Copy every line of the entries below without changing anything.

[Layout element annotations]
────────────────────

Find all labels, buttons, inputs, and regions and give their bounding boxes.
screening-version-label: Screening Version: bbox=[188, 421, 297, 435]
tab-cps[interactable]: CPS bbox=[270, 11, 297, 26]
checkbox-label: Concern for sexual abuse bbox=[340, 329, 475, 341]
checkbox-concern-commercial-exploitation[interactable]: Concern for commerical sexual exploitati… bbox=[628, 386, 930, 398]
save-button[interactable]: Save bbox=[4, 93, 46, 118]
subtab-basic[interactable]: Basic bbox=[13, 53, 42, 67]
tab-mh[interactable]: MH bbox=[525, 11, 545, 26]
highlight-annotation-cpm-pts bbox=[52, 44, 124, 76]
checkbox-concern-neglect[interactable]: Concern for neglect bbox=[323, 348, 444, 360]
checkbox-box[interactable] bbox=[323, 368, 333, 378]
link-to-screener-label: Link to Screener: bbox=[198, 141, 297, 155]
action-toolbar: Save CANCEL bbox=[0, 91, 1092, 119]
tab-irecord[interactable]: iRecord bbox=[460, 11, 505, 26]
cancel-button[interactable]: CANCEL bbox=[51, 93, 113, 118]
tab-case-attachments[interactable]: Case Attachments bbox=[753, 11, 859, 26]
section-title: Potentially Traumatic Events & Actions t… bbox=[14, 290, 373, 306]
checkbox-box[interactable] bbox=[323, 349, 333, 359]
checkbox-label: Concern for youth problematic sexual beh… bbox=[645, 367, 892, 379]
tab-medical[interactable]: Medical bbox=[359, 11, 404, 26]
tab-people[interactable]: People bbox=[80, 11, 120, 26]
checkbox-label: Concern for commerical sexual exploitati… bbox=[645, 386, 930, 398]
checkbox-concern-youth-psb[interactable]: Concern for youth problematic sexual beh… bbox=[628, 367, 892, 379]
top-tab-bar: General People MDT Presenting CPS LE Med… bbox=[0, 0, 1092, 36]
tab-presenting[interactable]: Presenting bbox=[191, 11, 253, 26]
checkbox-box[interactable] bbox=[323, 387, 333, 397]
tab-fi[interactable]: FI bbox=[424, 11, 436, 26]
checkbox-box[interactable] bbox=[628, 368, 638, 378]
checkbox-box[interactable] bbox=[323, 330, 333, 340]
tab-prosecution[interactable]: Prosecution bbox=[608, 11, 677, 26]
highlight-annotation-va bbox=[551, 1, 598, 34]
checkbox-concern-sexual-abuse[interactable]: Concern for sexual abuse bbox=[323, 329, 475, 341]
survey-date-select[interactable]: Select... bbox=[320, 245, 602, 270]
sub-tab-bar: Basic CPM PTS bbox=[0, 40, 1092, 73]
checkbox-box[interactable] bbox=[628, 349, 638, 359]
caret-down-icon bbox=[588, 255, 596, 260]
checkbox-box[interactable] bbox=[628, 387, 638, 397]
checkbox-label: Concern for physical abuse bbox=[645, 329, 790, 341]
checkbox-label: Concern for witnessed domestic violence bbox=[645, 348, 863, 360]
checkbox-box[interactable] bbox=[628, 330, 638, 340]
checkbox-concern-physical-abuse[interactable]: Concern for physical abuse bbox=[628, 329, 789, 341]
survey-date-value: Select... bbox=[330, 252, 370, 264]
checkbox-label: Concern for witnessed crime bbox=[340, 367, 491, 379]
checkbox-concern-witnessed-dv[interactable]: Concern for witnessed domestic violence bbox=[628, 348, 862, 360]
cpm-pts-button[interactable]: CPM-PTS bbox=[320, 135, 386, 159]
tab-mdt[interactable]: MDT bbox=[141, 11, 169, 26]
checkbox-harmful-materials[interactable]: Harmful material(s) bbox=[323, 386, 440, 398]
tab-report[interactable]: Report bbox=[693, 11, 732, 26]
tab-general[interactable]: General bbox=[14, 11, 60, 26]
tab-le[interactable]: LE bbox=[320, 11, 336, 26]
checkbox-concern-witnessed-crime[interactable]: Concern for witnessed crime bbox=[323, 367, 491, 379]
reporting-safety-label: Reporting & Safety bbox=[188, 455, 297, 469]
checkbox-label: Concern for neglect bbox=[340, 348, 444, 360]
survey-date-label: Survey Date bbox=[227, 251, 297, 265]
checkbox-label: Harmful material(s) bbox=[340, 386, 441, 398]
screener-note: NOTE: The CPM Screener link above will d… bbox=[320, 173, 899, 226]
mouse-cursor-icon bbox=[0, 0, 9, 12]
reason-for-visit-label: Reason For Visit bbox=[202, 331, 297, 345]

────────────────────

[Answer to this exercise]
Find all labels, buttons, inputs, and regions and give their bounding boxes.
screening-version-label: Screening Version: bbox=[188, 421, 297, 435]
tab-cps[interactable]: CPS bbox=[270, 11, 297, 26]
checkbox-label: Concern for sexual abuse bbox=[340, 329, 475, 341]
checkbox-concern-commercial-exploitation[interactable]: Concern for commerical sexual exploitati… bbox=[628, 386, 930, 398]
save-button[interactable]: Save bbox=[4, 93, 46, 118]
subtab-basic[interactable]: Basic bbox=[13, 53, 42, 67]
tab-mh[interactable]: MH bbox=[525, 11, 545, 26]
highlight-annotation-cpm-pts bbox=[52, 44, 124, 76]
checkbox-concern-neglect[interactable]: Concern for neglect bbox=[323, 348, 444, 360]
checkbox-box[interactable] bbox=[323, 368, 333, 378]
link-to-screener-label: Link to Screener: bbox=[198, 141, 297, 155]
action-toolbar: Save CANCEL bbox=[0, 91, 1092, 119]
tab-irecord[interactable]: iRecord bbox=[460, 11, 505, 26]
cancel-button[interactable]: CANCEL bbox=[51, 93, 113, 118]
tab-case-attachments[interactable]: Case Attachments bbox=[753, 11, 859, 26]
section-title: Potentially Traumatic Events & Actions t… bbox=[14, 290, 373, 306]
checkbox-box[interactable] bbox=[323, 349, 333, 359]
checkbox-label: Concern for youth problematic sexual beh… bbox=[645, 367, 892, 379]
tab-medical[interactable]: Medical bbox=[359, 11, 404, 26]
tab-people[interactable]: People bbox=[80, 11, 120, 26]
checkbox-label: Concern for commerical sexual exploitati… bbox=[645, 386, 930, 398]
checkbox-concern-youth-psb[interactable]: Concern for youth problematic sexual beh… bbox=[628, 367, 892, 379]
top-tab-bar: General People MDT Presenting CPS LE Med… bbox=[0, 0, 1092, 36]
tab-presenting[interactable]: Presenting bbox=[191, 11, 253, 26]
checkbox-box[interactable] bbox=[323, 387, 333, 397]
tab-fi[interactable]: FI bbox=[424, 11, 436, 26]
checkbox-box[interactable] bbox=[628, 368, 638, 378]
checkbox-box[interactable] bbox=[323, 330, 333, 340]
tab-prosecution[interactable]: Prosecution bbox=[608, 11, 677, 26]
highlight-annotation-va bbox=[551, 1, 598, 34]
checkbox-concern-sexual-abuse[interactable]: Concern for sexual abuse bbox=[323, 329, 475, 341]
survey-date-select[interactable]: Select... bbox=[320, 245, 602, 270]
sub-tab-bar: Basic CPM PTS bbox=[0, 40, 1092, 73]
checkbox-box[interactable] bbox=[628, 349, 638, 359]
caret-down-icon bbox=[588, 255, 596, 260]
checkbox-box[interactable] bbox=[628, 387, 638, 397]
checkbox-label: Concern for physical abuse bbox=[645, 329, 790, 341]
checkbox-label: Concern for witnessed domestic violence bbox=[645, 348, 863, 360]
checkbox-box[interactable] bbox=[628, 330, 638, 340]
checkbox-concern-physical-abuse[interactable]: Concern for physical abuse bbox=[628, 329, 789, 341]
survey-date-value: Select... bbox=[330, 252, 370, 264]
checkbox-label: Concern for witnessed crime bbox=[340, 367, 491, 379]
checkbox-concern-witnessed-dv[interactable]: Concern for witnessed domestic violence bbox=[628, 348, 862, 360]
cpm-pts-button[interactable]: CPM-PTS bbox=[320, 135, 386, 159]
tab-mdt[interactable]: MDT bbox=[141, 11, 169, 26]
checkbox-harmful-materials[interactable]: Harmful material(s) bbox=[323, 386, 440, 398]
tab-report[interactable]: Report bbox=[693, 11, 732, 26]
tab-general[interactable]: General bbox=[14, 11, 60, 26]
tab-le[interactable]: LE bbox=[320, 11, 336, 26]
checkbox-concern-witnessed-crime[interactable]: Concern for witnessed crime bbox=[323, 367, 491, 379]
reporting-safety-label: Reporting & Safety bbox=[188, 455, 297, 469]
checkbox-label: Concern for neglect bbox=[340, 348, 444, 360]
survey-date-label: Survey Date bbox=[227, 251, 297, 265]
checkbox-label: Harmful material(s) bbox=[340, 386, 441, 398]
screener-note: NOTE: The CPM Screener link above will d… bbox=[320, 173, 899, 226]
mouse-cursor-icon bbox=[0, 0, 9, 12]
reason-for-visit-label: Reason For Visit bbox=[202, 331, 297, 345]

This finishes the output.